Copy each line with the word "tersebut" in it.
⟨
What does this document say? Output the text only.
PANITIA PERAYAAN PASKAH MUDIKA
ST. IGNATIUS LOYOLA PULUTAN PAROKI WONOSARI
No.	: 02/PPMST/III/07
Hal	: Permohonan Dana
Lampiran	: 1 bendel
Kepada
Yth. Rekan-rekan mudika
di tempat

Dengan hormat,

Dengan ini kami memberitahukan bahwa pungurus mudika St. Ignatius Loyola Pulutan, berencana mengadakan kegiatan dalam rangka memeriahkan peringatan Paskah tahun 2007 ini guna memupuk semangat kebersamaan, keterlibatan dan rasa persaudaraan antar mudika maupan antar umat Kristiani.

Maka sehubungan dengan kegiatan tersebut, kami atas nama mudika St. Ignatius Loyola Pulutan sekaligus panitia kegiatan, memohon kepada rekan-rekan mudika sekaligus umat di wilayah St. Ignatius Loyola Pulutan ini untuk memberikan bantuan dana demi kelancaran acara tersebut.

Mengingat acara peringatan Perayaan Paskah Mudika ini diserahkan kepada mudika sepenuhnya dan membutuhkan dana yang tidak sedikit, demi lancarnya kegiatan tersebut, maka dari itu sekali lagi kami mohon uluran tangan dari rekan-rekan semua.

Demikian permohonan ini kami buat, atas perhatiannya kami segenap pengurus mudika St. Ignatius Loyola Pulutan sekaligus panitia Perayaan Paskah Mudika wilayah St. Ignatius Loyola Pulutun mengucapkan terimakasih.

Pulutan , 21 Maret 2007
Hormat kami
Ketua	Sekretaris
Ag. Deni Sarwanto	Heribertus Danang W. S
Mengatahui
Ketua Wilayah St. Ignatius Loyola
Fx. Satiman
⟩
⟨
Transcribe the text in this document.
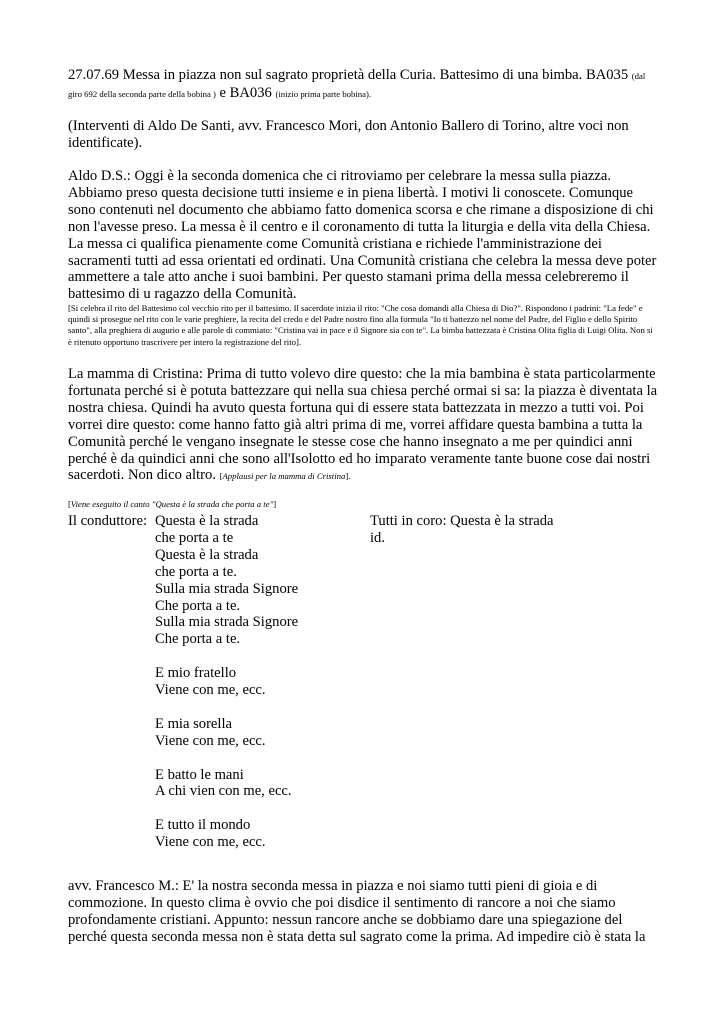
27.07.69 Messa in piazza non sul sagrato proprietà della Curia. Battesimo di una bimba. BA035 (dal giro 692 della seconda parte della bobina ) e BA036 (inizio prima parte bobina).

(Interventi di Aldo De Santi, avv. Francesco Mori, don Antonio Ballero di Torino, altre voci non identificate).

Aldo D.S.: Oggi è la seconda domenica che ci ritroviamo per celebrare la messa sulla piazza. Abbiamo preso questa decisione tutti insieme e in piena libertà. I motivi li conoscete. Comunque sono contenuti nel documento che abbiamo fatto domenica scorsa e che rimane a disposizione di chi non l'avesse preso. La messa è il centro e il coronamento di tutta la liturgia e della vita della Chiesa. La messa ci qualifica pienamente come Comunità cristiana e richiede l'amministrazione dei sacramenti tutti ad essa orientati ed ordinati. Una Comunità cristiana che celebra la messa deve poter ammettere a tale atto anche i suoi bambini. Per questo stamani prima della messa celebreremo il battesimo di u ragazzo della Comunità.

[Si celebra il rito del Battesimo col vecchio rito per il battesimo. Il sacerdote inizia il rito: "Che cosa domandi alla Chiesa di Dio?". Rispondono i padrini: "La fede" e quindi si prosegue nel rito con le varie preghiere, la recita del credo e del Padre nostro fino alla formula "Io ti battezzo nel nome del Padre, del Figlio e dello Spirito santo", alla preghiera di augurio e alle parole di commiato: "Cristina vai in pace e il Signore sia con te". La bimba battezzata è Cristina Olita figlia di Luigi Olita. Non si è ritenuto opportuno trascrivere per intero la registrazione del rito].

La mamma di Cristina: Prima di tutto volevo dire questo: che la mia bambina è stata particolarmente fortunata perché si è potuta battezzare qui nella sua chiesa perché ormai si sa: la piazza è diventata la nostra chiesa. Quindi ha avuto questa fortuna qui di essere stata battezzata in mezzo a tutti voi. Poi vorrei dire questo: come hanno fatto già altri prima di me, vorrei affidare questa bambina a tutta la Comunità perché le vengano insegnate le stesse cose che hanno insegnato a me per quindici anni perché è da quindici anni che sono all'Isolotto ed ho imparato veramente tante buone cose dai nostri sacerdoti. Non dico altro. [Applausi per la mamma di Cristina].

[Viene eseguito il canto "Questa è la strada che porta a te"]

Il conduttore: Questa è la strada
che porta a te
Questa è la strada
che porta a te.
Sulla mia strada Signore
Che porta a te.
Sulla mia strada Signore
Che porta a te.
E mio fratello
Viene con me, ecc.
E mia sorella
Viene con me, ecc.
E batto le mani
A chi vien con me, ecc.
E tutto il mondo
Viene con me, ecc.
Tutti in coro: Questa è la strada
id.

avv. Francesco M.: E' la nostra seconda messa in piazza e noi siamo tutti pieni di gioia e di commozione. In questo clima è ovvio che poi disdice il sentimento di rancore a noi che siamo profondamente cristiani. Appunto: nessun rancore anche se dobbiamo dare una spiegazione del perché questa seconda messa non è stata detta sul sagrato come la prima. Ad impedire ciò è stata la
⟩
• [Response]:
Maka sehubungan dengan kegiatan tersebut, kami atas nama mudika St. Ignatius Loyola Pulutan sekaligus panitia kegiatan, memohon kepada rekan-rekan mudika sekaligus umat di wilayah St. Ignatius Loyola Pulutan ini untuk memberikan bantuan dana demi kelancaran acara tersebut.
Mengingat acara peringatan Perayaan Paskah Mudika ini diserahkan kepada mudika sepenuhnya dan membutuhkan dana yang tidak sedikit, demi lancarnya kegiatan tersebut, maka dari itu sekali lagi kami mohon uluran tangan dari rekan-rekan semua.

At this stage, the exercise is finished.